6. The second Defendant makes two broad submissions in support of its application as follows:-

(a) The contract between the Plaintiff and the first Defendant (if any) was made outside the jurisdiction of this court and should be struck out of the proceedings. In the result under Article 2 the second named Defendant can only be sued in France where it is domiciled because in the absence of a co-Defendant domiciled in this jurisdiction the Plaintiff cannot rely on Article 6(1).
(b) Even if there is an agreement which was made within the jurisdiction, the Plaintiff has no plausible cause of action against the first Defendant such as would constitute a sufficient connection between the Plaintiff's claims against the first Defendant and the second Defendant to justify suing the second Defendant as co-Defendant in this jurisdiction.

7. With regard to the submission that the agreement between the Plaintiff and the first Defendant (if any) was not made within the jurisdiction, the position is as follows. The Plaintiff has sworn an affidavit saying that in response to an advertisement handed to her after Sunday Mass at Buncrana, Co Donegal on the 10th May, 1992 advertising the Derry Diocesan Pilgrimage to Lourdes she signed an application form for the pilgrimage on the 12th May, 1992 and as far as she is aware "... the actual group tour was booked through the offices of the first named Defendant in Baggot Street in Dublin" . The Solicitors for the first named Defendant, in the context of a query as to whether there was a written agreement covering the tour, wrote to the Solicitors for the second named Defendant stating inter alia "we understand from our principals that the contract was not evidenced in writing other than the enclosed". The reference to "the enclosed" appears to have been a reference to the application form.

8. I do not think that the Plaintiff's contract was with some individual or entity fronted by the "Derry Diocesan Pilgrimage to Lourdes 1992" pursuant to the signature on the application form for non-invalid as submitted by Counsel for the second Defendant. I consider that the Plaintiff had a contract with the first Defendant and this appears to be accepted by the Solicitors for that Defendant. Once the first Defendant is domiciled in this country, as appears to be the case, then in my view under Article 2 of the Convention this Defendant can be sued in this country regardless of where the contract was made. In fact I consider that the money tendered by the Plaintiff (Stg£318.00) was probably accepted by the first Defendant within this jurisdiction so that in fact the contract would have been made within this jurisdiction. I do not think that the fact that the money was paid in sterling rather than punts indicates that the contract was made outside the jurisdiction. In any event I consider that the first named Defendant is domiciled within the jurisdiction and accordingly may be sued in this jurisdiction.

THE CASE AGAINST THE FIRST DEFENDANT

9. The second basis for the application asserts that there is no plausible case against the first Defendant. In her statement of claim the Plaintiff alleges negligence, breach of duty and breach of contract against this Defendant.

* REQUEST A:
Translate this sentence from the court judgment into Spanish: "I do not think that the fact that the money was paid in sterling rather than punts indicates that the contract was made outside the jurisdiction."
* REQUEST B:
Extend the court judgment on jurisdiction by writing one further paragraph that follows on from its last sentence.

* MATERIAL:
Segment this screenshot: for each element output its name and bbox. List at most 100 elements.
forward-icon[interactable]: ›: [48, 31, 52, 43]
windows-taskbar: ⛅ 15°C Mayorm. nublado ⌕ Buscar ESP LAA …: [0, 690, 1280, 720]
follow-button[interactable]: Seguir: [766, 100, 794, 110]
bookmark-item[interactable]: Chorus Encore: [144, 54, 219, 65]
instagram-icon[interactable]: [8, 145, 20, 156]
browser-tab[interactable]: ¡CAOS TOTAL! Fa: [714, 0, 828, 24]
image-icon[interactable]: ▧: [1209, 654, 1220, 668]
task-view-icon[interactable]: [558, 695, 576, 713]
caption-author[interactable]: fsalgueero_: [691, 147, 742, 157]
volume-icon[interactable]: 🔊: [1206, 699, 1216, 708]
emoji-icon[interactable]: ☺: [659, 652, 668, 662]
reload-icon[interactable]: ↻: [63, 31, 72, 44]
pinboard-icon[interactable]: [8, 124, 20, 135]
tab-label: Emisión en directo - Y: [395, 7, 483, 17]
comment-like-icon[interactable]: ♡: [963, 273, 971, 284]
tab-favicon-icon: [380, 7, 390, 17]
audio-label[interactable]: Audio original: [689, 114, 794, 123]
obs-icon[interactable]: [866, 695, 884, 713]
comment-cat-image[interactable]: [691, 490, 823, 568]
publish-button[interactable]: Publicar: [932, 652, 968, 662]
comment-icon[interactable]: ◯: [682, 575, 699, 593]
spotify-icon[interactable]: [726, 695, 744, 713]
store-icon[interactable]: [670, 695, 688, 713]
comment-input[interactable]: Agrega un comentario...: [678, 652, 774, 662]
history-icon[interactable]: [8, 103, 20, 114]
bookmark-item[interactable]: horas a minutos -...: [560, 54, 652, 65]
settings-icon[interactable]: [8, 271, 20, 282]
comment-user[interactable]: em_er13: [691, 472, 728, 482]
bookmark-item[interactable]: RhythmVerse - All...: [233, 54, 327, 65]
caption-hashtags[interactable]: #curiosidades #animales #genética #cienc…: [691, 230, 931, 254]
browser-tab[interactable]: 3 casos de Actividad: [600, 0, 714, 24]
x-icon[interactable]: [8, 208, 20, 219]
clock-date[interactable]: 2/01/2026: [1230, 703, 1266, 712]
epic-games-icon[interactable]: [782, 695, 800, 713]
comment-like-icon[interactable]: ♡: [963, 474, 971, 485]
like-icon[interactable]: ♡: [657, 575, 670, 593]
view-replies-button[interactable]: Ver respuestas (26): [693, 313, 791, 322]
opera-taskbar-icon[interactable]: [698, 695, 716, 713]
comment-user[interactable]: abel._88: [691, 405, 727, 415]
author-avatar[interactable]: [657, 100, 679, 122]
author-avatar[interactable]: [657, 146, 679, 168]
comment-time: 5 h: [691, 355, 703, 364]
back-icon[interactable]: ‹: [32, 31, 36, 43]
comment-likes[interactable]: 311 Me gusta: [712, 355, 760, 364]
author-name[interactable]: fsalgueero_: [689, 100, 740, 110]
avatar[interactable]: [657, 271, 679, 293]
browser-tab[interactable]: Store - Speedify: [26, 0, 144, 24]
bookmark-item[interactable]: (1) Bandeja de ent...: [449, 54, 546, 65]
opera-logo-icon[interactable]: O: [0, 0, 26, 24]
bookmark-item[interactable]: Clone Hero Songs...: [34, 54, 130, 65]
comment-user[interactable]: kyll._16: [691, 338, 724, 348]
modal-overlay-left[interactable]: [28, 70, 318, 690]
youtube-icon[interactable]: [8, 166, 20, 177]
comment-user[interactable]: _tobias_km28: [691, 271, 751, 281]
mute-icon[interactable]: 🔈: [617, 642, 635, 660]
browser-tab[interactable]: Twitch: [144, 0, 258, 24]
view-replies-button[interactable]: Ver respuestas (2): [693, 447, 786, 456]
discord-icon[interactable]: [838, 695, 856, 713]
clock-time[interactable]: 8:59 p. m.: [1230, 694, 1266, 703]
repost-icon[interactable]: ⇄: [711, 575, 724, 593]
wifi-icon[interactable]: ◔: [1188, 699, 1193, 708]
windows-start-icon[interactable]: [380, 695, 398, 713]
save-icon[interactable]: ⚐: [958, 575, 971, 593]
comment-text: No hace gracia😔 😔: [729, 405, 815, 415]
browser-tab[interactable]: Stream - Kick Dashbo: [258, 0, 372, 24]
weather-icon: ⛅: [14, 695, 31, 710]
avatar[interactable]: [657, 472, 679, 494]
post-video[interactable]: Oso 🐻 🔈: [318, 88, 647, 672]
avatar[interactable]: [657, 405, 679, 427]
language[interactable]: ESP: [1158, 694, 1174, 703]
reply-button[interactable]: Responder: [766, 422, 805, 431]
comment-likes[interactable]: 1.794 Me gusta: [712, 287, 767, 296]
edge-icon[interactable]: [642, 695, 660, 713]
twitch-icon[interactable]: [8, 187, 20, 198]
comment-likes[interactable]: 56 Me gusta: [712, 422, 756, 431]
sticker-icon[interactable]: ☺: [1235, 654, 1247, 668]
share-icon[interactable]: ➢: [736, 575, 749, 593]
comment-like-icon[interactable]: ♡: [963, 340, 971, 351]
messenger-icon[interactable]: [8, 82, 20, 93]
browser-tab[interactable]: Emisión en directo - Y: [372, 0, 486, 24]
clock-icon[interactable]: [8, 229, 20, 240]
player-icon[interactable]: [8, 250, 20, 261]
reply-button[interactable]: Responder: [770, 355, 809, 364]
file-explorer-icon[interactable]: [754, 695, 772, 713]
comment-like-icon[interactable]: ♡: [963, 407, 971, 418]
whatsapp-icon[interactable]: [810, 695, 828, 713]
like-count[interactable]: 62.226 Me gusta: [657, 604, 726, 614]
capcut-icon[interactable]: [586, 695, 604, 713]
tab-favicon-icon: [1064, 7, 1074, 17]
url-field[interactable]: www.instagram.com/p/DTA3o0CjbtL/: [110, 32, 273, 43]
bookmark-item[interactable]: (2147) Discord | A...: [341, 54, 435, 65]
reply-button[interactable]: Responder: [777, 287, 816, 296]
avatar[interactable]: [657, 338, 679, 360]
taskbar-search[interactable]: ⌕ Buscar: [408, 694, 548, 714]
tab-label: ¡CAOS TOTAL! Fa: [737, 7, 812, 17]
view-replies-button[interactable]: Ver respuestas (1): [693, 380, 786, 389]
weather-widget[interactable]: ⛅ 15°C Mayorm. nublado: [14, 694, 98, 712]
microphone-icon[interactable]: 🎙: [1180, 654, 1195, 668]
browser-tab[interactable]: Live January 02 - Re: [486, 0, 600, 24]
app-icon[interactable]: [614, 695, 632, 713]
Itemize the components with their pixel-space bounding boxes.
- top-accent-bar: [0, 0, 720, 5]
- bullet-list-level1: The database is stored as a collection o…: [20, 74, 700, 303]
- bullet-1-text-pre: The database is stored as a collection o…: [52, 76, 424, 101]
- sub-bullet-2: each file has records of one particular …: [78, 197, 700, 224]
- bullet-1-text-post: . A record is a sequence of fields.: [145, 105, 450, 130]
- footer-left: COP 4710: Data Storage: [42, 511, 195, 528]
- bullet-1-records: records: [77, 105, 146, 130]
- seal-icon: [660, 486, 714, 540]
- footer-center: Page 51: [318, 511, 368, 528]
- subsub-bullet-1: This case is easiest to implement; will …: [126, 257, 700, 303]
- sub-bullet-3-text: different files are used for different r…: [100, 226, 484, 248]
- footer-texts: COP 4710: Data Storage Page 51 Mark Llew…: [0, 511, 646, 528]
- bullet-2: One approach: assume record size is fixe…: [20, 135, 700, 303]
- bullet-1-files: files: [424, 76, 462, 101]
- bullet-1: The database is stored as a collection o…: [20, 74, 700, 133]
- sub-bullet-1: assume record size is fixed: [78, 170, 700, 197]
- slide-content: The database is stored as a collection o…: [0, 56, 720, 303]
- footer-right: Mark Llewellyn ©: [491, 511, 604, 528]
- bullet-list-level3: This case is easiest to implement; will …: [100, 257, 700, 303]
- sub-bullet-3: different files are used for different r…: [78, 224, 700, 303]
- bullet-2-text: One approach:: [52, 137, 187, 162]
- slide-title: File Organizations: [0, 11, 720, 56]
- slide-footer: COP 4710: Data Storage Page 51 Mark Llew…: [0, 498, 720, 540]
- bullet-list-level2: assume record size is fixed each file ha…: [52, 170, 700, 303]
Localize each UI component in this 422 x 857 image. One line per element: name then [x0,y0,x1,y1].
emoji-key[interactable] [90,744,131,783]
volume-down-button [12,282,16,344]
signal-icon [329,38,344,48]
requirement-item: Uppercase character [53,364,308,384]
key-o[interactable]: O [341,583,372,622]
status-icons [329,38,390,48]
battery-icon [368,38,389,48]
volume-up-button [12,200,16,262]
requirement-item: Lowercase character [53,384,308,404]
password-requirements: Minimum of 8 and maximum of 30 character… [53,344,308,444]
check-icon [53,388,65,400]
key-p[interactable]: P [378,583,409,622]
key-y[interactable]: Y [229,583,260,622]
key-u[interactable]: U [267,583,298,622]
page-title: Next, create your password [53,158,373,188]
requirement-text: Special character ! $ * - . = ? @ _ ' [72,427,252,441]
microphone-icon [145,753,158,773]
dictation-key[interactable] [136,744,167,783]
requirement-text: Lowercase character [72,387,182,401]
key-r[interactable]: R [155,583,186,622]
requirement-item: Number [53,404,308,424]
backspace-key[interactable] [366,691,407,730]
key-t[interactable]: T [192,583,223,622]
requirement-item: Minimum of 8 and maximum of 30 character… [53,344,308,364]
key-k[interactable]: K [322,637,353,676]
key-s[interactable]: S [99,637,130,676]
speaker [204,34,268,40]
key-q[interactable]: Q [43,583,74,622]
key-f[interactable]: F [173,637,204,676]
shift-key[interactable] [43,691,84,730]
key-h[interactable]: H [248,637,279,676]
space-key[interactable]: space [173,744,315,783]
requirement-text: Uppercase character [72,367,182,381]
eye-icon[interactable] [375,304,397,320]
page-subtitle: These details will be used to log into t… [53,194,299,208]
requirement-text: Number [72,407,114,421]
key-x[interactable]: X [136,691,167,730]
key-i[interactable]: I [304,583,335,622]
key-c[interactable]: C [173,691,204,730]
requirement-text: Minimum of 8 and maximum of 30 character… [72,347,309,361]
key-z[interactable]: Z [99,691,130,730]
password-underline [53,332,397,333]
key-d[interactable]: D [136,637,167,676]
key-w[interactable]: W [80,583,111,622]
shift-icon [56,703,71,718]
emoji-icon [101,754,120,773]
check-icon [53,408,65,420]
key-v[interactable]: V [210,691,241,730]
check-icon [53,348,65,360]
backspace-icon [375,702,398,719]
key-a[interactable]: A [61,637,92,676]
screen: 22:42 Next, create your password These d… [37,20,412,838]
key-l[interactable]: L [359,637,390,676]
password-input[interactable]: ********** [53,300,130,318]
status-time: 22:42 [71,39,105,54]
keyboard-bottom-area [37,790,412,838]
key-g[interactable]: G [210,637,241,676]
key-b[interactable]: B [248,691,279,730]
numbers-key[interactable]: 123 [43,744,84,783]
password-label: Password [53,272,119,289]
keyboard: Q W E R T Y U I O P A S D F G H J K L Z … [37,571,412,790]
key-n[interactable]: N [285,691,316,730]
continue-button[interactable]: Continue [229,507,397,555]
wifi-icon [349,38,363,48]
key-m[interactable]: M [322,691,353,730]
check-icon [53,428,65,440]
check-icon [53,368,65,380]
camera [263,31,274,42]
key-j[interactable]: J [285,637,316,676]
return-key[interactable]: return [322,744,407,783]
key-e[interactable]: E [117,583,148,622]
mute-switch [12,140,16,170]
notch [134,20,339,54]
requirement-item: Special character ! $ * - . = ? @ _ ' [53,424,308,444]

* OUTPUT A:
No creo que el hecho de que el dinero se pagara en libras esterlinas y no en libras irlandesas indique que el contrato se celebró fuera de la jurisdicción.

* OUTPUT B:
In Gannon -v- British and Irish Steam Packet Company Limited and ors (1993: 2: IR: 359) the Supreme Court dealt with the approach which the Court should adopt in dealing with an application such as this. At page 374/5 the then Chief Justice, Finlay CJ, with whom the two other members of the Court agreed, identified the enquiry that the Court should conduct on an application such as this in the following terms:-

"Having regard to the importance of the principle laid down that the provision of this Convention vesting jurisdiction in the Courts of the state of the Defendant's domicile must not be called in question by any interpretation of the derogation or exception contained in Article 6(1), it seems to me that the Court in considering a claim for jurisdiction made to it under Article 6(1) must closely enquire not only as to the making of a claim against a Defendant domiciled in this jurisdiction but must also enquire as to the plausibility of such a claim in a prima facie fashion".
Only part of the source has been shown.